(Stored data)
==========
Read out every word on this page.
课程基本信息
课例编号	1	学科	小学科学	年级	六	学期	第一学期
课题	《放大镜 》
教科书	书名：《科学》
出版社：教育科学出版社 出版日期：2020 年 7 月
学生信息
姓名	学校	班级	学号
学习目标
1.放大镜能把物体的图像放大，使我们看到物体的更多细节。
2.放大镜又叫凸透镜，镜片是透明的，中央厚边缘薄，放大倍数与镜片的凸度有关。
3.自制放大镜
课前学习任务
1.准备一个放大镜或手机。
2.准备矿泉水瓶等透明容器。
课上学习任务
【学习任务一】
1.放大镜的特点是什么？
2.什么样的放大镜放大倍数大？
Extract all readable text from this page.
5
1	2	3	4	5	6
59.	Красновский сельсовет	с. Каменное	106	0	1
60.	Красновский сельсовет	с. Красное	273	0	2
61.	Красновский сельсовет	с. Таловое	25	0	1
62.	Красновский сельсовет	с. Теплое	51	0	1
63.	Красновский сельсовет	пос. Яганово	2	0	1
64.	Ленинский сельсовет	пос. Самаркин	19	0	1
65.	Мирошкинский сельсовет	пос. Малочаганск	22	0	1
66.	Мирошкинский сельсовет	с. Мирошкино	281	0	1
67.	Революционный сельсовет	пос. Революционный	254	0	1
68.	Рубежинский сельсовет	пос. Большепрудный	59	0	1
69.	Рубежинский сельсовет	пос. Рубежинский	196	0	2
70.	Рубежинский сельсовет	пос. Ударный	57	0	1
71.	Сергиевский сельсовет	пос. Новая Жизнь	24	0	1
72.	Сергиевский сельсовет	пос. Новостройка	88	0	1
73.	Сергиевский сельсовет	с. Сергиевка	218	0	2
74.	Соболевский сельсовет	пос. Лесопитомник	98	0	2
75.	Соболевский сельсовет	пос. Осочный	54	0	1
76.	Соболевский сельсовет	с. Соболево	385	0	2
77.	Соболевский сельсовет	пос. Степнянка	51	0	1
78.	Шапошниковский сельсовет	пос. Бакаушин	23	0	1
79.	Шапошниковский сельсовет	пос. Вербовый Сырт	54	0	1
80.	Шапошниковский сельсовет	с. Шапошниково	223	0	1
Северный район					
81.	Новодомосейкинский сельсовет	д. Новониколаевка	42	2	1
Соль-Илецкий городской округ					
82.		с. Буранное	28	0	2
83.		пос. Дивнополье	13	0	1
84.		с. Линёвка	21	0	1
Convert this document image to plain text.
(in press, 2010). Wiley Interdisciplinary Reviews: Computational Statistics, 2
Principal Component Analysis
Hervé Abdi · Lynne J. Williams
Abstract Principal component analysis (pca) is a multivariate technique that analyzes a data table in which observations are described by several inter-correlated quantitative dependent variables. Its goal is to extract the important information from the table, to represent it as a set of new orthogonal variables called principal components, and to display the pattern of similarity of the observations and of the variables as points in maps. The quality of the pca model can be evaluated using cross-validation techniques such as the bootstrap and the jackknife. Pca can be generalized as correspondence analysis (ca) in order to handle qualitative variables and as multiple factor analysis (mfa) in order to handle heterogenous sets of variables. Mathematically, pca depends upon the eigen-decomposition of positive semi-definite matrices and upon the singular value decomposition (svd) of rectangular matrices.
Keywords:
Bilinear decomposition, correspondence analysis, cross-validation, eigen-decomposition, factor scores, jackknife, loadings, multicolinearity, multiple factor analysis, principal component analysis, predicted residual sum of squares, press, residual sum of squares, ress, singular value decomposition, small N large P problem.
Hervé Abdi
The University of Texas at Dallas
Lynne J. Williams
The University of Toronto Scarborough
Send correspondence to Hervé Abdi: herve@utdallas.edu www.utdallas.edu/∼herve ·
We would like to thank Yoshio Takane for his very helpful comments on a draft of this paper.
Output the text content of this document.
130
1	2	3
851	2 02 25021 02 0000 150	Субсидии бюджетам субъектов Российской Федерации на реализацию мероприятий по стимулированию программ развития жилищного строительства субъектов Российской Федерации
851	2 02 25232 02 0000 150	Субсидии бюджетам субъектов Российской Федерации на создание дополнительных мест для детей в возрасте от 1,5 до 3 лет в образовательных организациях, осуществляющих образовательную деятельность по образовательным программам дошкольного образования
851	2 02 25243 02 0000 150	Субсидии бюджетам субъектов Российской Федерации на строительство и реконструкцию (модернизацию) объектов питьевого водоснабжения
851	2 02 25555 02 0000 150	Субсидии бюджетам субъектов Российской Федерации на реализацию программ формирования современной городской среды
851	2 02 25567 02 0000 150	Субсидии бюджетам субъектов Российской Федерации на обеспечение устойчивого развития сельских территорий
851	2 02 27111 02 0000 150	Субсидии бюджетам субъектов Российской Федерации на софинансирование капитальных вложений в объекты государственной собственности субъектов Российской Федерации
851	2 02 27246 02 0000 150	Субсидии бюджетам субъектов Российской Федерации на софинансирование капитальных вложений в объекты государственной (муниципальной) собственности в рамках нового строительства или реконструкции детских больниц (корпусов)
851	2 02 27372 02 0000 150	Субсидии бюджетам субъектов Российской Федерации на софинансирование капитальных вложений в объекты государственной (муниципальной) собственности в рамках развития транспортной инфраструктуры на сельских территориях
==========
| TASK STATEMENT |
Reproduce all the data word for word.

| ANSWER TO THIS TASK |
Read out every word on this page.
课程基本信息
课例编号	1	学科	小学科学	年级	六	学期	第一学期
课题	《放大镜 》
教科书	书名：《科学》
出版社：教育科学出版社 出版日期：2020 年 7 月
学生信息
姓名	学校	班级	学号
学习目标
1.放大镜能把物体的图像放大，使我们看到物体的更多细节。
2.放大镜又叫凸透镜，镜片是透明的，中央厚边缘薄，放大倍数与镜片的凸度有关。
3.自制放大镜
课前学习任务
1.准备一个放大镜或手机。
2.准备矿泉水瓶等透明容器。
课上学习任务
【学习任务一】
1.放大镜的特点是什么？
2.什么样的放大镜放大倍数大？
Extract all readable text from this page.
5
1	2	3	4	5	6
59.	Красновский сельсовет	с. Каменное	106	0	1
60.	Красновский сельсовет	с. Красное	273	0	2
61.	Красновский сельсовет	с. Таловое	25	0	1
62.	Красновский сельсовет	с. Теплое	51	0	1
63.	Красновский сельсовет	пос. Яганово	2	0	1
64.	Ленинский сельсовет	пос. Самаркин	19	0	1
65.	Мирошкинский сельсовет	пос. Малочаганск	22	0	1
66.	Мирошкинский сельсовет	с. Мирошкино	281	0	1
67.	Революционный сельсовет	пос. Революционный	254	0	1
68.	Рубежинский сельсовет	пос. Большепрудный	59	0	1
69.	Рубежинский сельсовет	пос. Рубежинский	196	0	2
70.	Рубежинский сельсовет	пос. Ударный	57	0	1
71.	Сергиевский сельсовет	пос. Новая Жизнь	24	0	1
72.	Сергиевский сельсовет	пос. Новостройка	88	0	1
73.	Сергиевский сельсовет	с. Сергиевка	218	0	2
74.	Соболевский сельсовет	пос. Лесопитомник	98	0	2
75.	Соболевский сельсовет	пос. Осочный	54	0	1
76.	Соболевский сельсовет	с. Соболево	385	0	2
77.	Соболевский сельсовет	пос. Степнянка	51	0	1
78.	Шапошниковский сельсовет	пос. Бакаушин	23	0	1
79.	Шапошниковский сельсовет	пос. Вербовый Сырт	54	0	1
80.	Шапошниковский сельсовет	с. Шапошниково	223	0	1
Северный район					
81.	Новодомосейкинский сельсовет	д. Новониколаевка	42	2	1
Соль-Илецкий городской округ					
82.		с. Буранное	28	0	2
83.		пос. Дивнополье	13	0	1
84.		с. Линёвка	21	0	1
Convert this document image to plain text.
(in press, 2010). Wiley Interdisciplinary Reviews: Computational Statistics, 2
Principal Component Analysis
Hervé Abdi · Lynne J. Williams
Abstract Principal component analysis (pca) is a multivariate technique that analyzes a data table in which observations are described by several inter-correlated quantitative dependent variables. Its goal is to extract the important information from the table, to represent it as a set of new orthogonal variables called principal components, and to display the pattern of similarity of the observations and of the variables as points in maps. The quality of the pca model can be evaluated using cross-validation techniques such as the bootstrap and the jackknife. Pca can be generalized as correspondence analysis (ca) in order to handle qualitative variables and as multiple factor analysis (mfa) in order to handle heterogenous sets of variables. Mathematically, pca depends upon the eigen-decomposition of positive semi-definite matrices and upon the singular value decomposition (svd) of rectangular matrices.
Keywords:
Bilinear decomposition, correspondence analysis, cross-validation, eigen-decomposition, factor scores, jackknife, loadings, multicolinearity, multiple factor analysis, principal component analysis, predicted residual sum of squares, press, residual sum of squares, ress, singular value decomposition, small N large P problem.
Hervé Abdi
The University of Texas at Dallas
Lynne J. Williams
The University of Toronto Scarborough
Send correspondence to Hervé Abdi: herve@utdallas.edu www.utdallas.edu/∼herve ·
We would like to thank Yoshio Takane for his very helpful comments on a draft of this paper.
Output the text content of this document.
130
1	2	3
851	2 02 25021 02 0000 150	Субсидии бюджетам субъектов Российской Федерации на реализацию мероприятий по стимулированию программ развития жилищного строительства субъектов Российской Федерации
851	2 02 25232 02 0000 150	Субсидии бюджетам субъектов Российской Федерации на создание дополнительных мест для детей в возрасте от 1,5 до 3 лет в образовательных организациях, осуществляющих образовательную деятельность по образовательным программам дошкольного образования
851	2 02 25243 02 0000 150	Субсидии бюджетам субъектов Российской Федерации на строительство и реконструкцию (модернизацию) объектов питьевого водоснабжения
851	2 02 25555 02 0000 150	Субсидии бюджетам субъектов Российской Федерации на реализацию программ формирования современной городской среды
851	2 02 25567 02 0000 150	Субсидии бюджетам субъектов Российской Федерации на обеспечение устойчивого развития сельских территорий
851	2 02 27111 02 0000 150	Субсидии бюджетам субъектов Российской Федерации на софинансирование капитальных вложений в объекты государственной собственности субъектов Российской Федерации
851	2 02 27246 02 0000 150	Субсидии бюджетам субъектов Российской Федерации на софинансирование капитальных вложений в объекты государственной (муниципальной) собственности в рамках нового строительства или реконструкции детских больниц (корпусов)
851	2 02 27372 02 0000 150	Субсидии бюджетам субъектов Российской Федерации на софинансирование капитальных вложений в объекты государственной (муниципальной) собственности в рамках развития транспортной инфраструктуры на сельских территориях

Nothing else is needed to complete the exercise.